───── Records for this task ─────

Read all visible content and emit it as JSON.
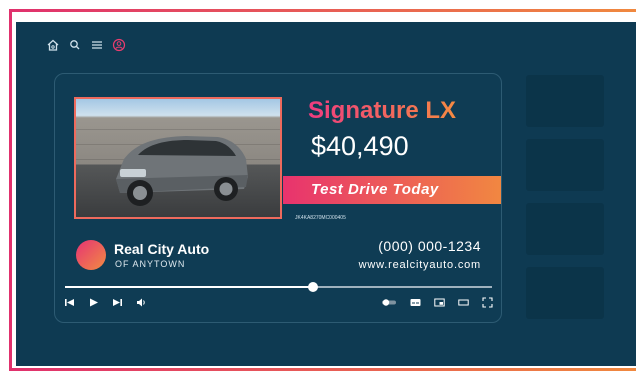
{
  "vehicle": {
    "name": "Signature LX",
    "price": "$40,490",
    "cta": "Test Drive Today",
    "vin": "JK4KA8270MC000405"
  },
  "dealer": {
    "name": "Real City Auto",
    "subtitle": "OF ANYTOWN",
    "phone": "(000) 000-1234",
    "website": "www.realcityauto.com"
  },
  "player": {
    "progress_fraction": 0.58
  },
  "icons": {
    "nav": [
      "home-icon",
      "search-icon",
      "menu-icon",
      "account-icon"
    ],
    "controls_left": [
      "skip-previous-icon",
      "play-icon",
      "skip-next-icon",
      "volume-icon"
    ],
    "controls_right": [
      "autoplay-toggle-icon",
      "captions-icon",
      "miniplayer-icon",
      "theater-mode-icon",
      "fullscreen-icon"
    ]
  },
  "colors": {
    "accent_start": "#e8336e",
    "accent_end": "#f18741",
    "background": "#0e3a52"
  }
}
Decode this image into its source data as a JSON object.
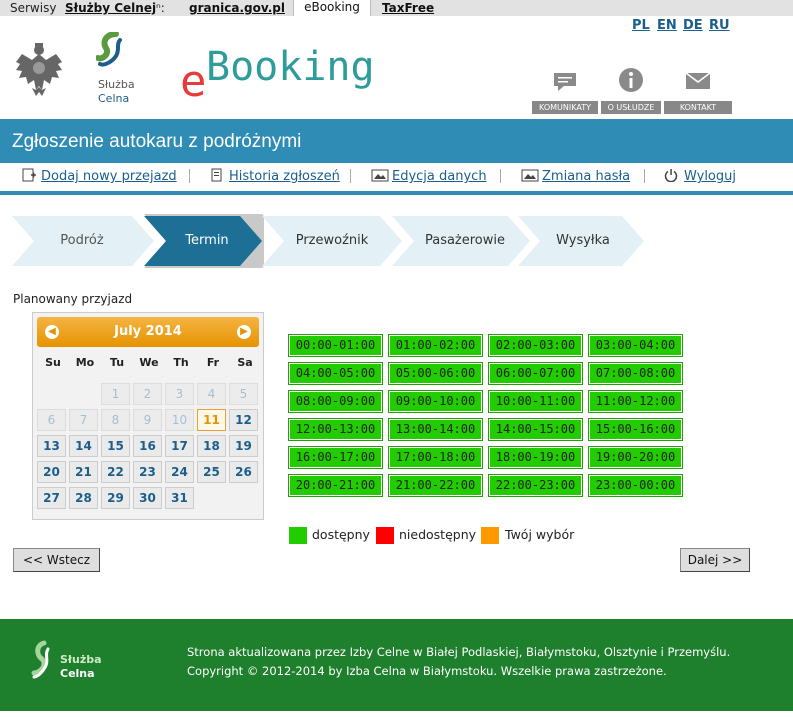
{
  "topbar": {
    "serwisy_prefix": "Serwisy",
    "sluzby_link": "Służby Celnej",
    "sluzby_suffix": "ⁿ:",
    "granica_link": "granica.gov.pl",
    "ebooking_tab": "eBooking",
    "taxfree_link": "TaxFree"
  },
  "header": {
    "langs": [
      "PL",
      "EN",
      "DE",
      "RU"
    ],
    "logo_text": "Booking",
    "logo_e": "e",
    "sluzba_line1": "Służba",
    "sluzba_line2": "Celna",
    "buttons": [
      "KOMUNIKATY",
      "O USŁUDZE",
      "KONTAKT"
    ]
  },
  "page_title": "Zgłoszenie autokaru z podróżnymi",
  "nav": {
    "items": [
      "Dodaj nowy przejazd",
      "Historia zgłoszeń",
      "Edycja danych",
      "Zmiana hasła",
      "Wyloguj"
    ]
  },
  "steps": {
    "items": [
      "Podróż",
      "Termin",
      "Przewoźnik",
      "Pasażerowie",
      "Wysyłka"
    ],
    "active_index": 1
  },
  "planned_label": "Planowany przyjazd",
  "calendar": {
    "month_label": "July 2014",
    "days_of_week": [
      "Su",
      "Mo",
      "Tu",
      "We",
      "Th",
      "Fr",
      "Sa"
    ],
    "weeks": [
      [
        "",
        "",
        "1",
        "2",
        "3",
        "4",
        "5"
      ],
      [
        "6",
        "7",
        "8",
        "9",
        "10",
        "11",
        "12"
      ],
      [
        "13",
        "14",
        "15",
        "16",
        "17",
        "18",
        "19"
      ],
      [
        "20",
        "21",
        "22",
        "23",
        "24",
        "25",
        "26"
      ],
      [
        "27",
        "28",
        "29",
        "30",
        "31",
        "",
        ""
      ]
    ],
    "disabled_until": 10,
    "today": "11"
  },
  "slots": [
    "00:00-01:00",
    "01:00-02:00",
    "02:00-03:00",
    "03:00-04:00",
    "04:00-05:00",
    "05:00-06:00",
    "06:00-07:00",
    "07:00-08:00",
    "08:00-09:00",
    "09:00-10:00",
    "10:00-11:00",
    "11:00-12:00",
    "12:00-13:00",
    "13:00-14:00",
    "14:00-15:00",
    "15:00-16:00",
    "16:00-17:00",
    "17:00-18:00",
    "18:00-19:00",
    "19:00-20:00",
    "20:00-21:00",
    "21:00-22:00",
    "22:00-23:00",
    "23:00-00:00"
  ],
  "legend": {
    "available": "dostępny",
    "unavailable": "niedostępny",
    "selected": "Twój wybór",
    "colors": {
      "available": "#22cc00",
      "unavailable": "#ff0000",
      "selected": "#ff9900"
    }
  },
  "buttons": {
    "back": "<< Wstecz",
    "next": "Dalej >>"
  },
  "footer": {
    "logo_line1": "Służba",
    "logo_line2": "Celna",
    "line1": "Strona aktualizowana przez Izby Celne w Białej Podlaskiej, Białymstoku, Olsztynie i Przemyślu.",
    "line2": "Copyright © 2012-2014 by Izba Celna w Białymstoku. Wszelkie prawa zastrzeżone."
  }
}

─────

> [What is being asked]: Leaving all pictures aside, quote each record exactly.

> [Solved exercise]:
Read all visible content and emit it as JSON.
{
  "vehicle": {
    "name": "Signature LX",
    "price": "$40,490",
    "cta": "Test Drive Today",
    "vin": "JK4KA8270MC000405"
  },
  "dealer": {
    "name": "Real City Auto",
    "subtitle": "OF ANYTOWN",
    "phone": "(000) 000-1234",
    "website": "www.realcityauto.com"
  },
  "player": {
    "progress_fraction": 0.58
  },
  "icons": {
    "nav": [
      "home-icon",
      "search-icon",
      "menu-icon",
      "account-icon"
    ],
    "controls_left": [
      "skip-previous-icon",
      "play-icon",
      "skip-next-icon",
      "volume-icon"
    ],
    "controls_right": [
      "autoplay-toggle-icon",
      "captions-icon",
      "miniplayer-icon",
      "theater-mode-icon",
      "fullscreen-icon"
    ]
  },
  "colors": {
    "accent_start": "#e8336e",
    "accent_end": "#f18741",
    "background": "#0e3a52"
  }
}
Decode this image into its source data as a JSON object.
{
  "topbar": {
    "serwisy_prefix": "Serwisy",
    "sluzby_link": "Służby Celnej",
    "sluzby_suffix": "ⁿ:",
    "granica_link": "granica.gov.pl",
    "ebooking_tab": "eBooking",
    "taxfree_link": "TaxFree"
  },
  "header": {
    "langs": [
      "PL",
      "EN",
      "DE",
      "RU"
    ],
    "logo_text": "Booking",
    "logo_e": "e",
    "sluzba_line1": "Służba",
    "sluzba_line2": "Celna",
    "buttons": [
      "KOMUNIKATY",
      "O USŁUDZE",
      "KONTAKT"
    ]
  },
  "page_title": "Zgłoszenie autokaru z podróżnymi",
  "nav": {
    "items": [
      "Dodaj nowy przejazd",
      "Historia zgłoszeń",
      "Edycja danych",
      "Zmiana hasła",
      "Wyloguj"
    ]
  },
  "steps": {
    "items": [
      "Podróż",
      "Termin",
      "Przewoźnik",
      "Pasażerowie",
      "Wysyłka"
    ],
    "active_index": 1
  },
  "planned_label": "Planowany przyjazd",
  "calendar": {
    "month_label": "July 2014",
    "days_of_week": [
      "Su",
      "Mo",
      "Tu",
      "We",
      "Th",
      "Fr",
      "Sa"
    ],
    "weeks": [
      [
        "",
        "",
        "1",
        "2",
        "3",
        "4",
        "5"
      ],
      [
        "6",
        "7",
        "8",
        "9",
        "10",
        "11",
        "12"
      ],
      [
        "13",
        "14",
        "15",
        "16",
        "17",
        "18",
        "19"
      ],
      [
        "20",
        "21",
        "22",
        "23",
        "24",
        "25",
        "26"
      ],
      [
        "27",
        "28",
        "29",
        "30",
        "31",
        "",
        ""
      ]
    ],
    "disabled_until": 10,
    "today": "11"
  },
  "slots": [
    "00:00-01:00",
    "01:00-02:00",
    "02:00-03:00",
    "03:00-04:00",
    "04:00-05:00",
    "05:00-06:00",
    "06:00-07:00",
    "07:00-08:00",
    "08:00-09:00",
    "09:00-10:00",
    "10:00-11:00",
    "11:00-12:00",
    "12:00-13:00",
    "13:00-14:00",
    "14:00-15:00",
    "15:00-16:00",
    "16:00-17:00",
    "17:00-18:00",
    "18:00-19:00",
    "19:00-20:00",
    "20:00-21:00",
    "21:00-22:00",
    "22:00-23:00",
    "23:00-00:00"
  ],
  "legend": {
    "available": "dostępny",
    "unavailable": "niedostępny",
    "selected": "Twój wybór",
    "colors": {
      "available": "#22cc00",
      "unavailable": "#ff0000",
      "selected": "#ff9900"
    }
  },
  "buttons": {
    "back": "<< Wstecz",
    "next": "Dalej >>"
  },
  "footer": {
    "logo_line1": "Służba",
    "logo_line2": "Celna",
    "line1": "Strona aktualizowana przez Izby Celne w Białej Podlaskiej, Białymstoku, Olsztynie i Przemyślu.",
    "line2": "Copyright © 2012-2014 by Izba Celna w Białymstoku. Wszelkie prawa zastrzeżone."
  }
}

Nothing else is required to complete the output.